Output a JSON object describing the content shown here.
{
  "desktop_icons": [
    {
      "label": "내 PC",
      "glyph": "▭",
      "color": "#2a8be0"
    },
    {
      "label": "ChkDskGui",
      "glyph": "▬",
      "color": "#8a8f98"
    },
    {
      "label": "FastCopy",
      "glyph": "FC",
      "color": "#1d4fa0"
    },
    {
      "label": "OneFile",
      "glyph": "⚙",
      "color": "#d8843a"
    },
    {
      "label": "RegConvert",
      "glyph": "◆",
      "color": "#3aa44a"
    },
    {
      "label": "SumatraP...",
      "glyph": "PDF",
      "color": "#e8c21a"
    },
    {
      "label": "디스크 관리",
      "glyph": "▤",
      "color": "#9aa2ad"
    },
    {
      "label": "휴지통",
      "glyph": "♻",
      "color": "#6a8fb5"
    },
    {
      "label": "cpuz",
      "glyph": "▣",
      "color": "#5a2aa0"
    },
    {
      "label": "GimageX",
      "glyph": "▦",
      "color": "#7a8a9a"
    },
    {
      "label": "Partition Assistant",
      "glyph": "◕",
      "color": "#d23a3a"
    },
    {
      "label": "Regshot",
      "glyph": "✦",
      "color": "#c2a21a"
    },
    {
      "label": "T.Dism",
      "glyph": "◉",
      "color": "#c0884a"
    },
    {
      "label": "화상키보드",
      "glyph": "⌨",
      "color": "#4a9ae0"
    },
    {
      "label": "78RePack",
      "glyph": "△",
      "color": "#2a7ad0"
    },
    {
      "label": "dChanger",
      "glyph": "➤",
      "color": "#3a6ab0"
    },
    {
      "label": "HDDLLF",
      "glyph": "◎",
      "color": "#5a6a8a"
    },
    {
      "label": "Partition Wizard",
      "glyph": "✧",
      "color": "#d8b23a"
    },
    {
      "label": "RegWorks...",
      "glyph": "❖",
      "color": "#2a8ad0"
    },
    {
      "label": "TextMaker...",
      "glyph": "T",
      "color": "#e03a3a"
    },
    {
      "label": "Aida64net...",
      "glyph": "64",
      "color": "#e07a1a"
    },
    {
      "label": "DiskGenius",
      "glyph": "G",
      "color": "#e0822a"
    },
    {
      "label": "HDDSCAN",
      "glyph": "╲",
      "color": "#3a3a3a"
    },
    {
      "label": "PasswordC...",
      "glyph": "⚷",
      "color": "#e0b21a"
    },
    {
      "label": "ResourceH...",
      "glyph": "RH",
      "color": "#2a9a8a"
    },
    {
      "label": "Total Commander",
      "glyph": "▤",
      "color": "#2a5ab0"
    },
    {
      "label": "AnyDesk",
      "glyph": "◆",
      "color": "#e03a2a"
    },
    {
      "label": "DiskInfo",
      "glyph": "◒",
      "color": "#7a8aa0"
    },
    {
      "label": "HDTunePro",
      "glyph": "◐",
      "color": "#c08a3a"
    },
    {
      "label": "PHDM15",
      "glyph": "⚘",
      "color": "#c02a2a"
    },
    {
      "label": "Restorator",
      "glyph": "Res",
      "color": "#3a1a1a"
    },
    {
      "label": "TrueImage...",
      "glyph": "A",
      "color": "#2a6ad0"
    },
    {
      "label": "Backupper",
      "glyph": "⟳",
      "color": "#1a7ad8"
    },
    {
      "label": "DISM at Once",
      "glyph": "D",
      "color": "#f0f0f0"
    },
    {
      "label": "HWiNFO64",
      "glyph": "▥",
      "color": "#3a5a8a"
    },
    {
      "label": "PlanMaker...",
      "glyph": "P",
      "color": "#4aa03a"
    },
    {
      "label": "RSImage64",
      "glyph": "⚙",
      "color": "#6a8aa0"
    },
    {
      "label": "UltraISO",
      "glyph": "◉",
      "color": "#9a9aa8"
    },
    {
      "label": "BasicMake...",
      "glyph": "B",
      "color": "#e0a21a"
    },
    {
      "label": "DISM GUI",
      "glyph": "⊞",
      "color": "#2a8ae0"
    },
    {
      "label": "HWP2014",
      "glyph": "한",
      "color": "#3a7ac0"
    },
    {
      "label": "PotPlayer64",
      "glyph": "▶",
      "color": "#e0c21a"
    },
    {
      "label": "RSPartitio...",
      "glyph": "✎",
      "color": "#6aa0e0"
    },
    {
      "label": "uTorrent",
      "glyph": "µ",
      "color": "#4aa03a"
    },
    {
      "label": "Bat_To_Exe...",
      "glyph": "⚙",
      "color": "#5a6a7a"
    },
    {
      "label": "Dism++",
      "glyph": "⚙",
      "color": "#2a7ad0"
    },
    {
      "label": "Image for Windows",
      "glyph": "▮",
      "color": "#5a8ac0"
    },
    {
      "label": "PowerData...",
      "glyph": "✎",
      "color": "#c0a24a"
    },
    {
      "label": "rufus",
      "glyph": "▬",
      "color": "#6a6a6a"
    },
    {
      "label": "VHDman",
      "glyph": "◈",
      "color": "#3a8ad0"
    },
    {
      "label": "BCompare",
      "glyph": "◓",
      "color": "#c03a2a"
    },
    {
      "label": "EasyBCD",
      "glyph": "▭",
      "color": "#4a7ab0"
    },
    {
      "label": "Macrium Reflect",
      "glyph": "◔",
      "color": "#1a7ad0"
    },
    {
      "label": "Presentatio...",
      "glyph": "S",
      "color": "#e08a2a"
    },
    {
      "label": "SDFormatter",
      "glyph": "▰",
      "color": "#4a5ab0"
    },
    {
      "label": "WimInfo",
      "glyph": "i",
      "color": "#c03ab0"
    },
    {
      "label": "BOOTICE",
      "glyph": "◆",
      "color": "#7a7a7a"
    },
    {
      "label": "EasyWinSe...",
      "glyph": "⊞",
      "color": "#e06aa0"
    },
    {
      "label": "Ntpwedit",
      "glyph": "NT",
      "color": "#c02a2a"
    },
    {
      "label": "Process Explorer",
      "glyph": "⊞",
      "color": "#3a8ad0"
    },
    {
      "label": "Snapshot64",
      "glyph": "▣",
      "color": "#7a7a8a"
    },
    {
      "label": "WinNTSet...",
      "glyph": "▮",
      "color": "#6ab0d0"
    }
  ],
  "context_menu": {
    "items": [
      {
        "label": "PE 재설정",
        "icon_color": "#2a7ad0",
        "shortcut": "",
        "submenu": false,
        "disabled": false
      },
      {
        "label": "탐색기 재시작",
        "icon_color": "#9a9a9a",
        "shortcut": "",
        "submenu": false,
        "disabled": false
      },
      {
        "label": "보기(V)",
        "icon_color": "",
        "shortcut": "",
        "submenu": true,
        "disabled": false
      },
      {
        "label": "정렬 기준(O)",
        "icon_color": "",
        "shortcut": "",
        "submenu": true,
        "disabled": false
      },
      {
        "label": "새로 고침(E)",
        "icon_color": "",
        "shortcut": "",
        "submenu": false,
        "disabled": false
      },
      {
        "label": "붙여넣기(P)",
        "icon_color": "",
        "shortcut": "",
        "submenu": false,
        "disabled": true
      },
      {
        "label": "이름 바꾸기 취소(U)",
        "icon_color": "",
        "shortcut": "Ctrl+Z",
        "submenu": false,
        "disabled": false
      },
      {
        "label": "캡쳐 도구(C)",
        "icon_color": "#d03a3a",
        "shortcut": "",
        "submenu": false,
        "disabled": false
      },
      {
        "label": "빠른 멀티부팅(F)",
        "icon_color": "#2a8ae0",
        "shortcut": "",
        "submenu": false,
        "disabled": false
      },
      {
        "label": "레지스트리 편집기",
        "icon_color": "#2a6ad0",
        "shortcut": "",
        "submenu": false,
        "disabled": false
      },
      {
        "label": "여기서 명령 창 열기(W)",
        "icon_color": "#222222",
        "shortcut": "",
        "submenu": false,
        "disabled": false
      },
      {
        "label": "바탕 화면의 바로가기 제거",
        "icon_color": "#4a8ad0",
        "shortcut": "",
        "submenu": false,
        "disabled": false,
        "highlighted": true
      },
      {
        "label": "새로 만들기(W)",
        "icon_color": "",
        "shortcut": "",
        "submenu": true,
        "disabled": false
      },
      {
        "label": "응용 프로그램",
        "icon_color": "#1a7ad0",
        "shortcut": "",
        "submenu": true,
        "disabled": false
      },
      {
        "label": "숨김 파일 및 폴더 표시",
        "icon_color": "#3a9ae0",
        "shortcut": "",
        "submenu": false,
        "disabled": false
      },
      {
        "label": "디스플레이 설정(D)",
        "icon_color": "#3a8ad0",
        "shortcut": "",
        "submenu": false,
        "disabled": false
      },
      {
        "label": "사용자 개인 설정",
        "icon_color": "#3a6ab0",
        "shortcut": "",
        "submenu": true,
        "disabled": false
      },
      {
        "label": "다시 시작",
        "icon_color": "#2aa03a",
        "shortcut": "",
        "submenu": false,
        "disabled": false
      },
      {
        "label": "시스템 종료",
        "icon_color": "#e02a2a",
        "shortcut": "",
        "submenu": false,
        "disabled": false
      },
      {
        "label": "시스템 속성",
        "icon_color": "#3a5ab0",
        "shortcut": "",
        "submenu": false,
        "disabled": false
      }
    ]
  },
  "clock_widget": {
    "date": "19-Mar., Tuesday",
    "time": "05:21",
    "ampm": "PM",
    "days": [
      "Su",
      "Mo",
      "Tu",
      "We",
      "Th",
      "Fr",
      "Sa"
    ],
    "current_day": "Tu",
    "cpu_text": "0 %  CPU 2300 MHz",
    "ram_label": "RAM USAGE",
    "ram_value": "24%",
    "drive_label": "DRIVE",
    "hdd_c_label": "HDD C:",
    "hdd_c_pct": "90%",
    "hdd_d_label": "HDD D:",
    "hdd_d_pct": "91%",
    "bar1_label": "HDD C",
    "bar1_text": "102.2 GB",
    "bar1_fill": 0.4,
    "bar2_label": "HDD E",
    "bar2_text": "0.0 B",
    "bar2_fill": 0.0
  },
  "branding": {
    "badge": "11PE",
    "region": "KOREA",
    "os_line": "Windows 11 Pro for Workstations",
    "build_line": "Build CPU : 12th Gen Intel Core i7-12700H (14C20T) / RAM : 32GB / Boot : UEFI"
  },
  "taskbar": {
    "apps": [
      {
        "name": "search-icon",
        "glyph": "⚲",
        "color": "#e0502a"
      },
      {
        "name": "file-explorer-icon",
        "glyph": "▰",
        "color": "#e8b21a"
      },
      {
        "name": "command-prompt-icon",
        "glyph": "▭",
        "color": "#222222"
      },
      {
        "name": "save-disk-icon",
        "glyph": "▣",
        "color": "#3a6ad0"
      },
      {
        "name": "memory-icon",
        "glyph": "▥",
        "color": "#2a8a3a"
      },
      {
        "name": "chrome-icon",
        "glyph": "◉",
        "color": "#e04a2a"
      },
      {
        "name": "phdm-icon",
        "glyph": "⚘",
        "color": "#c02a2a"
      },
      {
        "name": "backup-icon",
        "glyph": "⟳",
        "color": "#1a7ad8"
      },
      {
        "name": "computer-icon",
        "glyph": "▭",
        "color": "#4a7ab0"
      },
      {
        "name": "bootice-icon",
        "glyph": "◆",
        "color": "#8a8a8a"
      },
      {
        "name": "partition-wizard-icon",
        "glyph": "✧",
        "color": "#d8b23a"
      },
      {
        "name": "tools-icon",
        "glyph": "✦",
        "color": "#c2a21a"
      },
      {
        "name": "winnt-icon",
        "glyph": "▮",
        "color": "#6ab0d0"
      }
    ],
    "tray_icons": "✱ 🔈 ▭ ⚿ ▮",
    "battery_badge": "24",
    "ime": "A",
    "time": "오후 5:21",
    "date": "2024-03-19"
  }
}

________________

_GOAL OF THE EXERCISE_: Make a copy of each line that contains the string "Windows".

_SOLUTION TO THE PROBLEM_:
      "label": "Image for Windows",
    "os_line": "Windows 11 Pro for Workstations",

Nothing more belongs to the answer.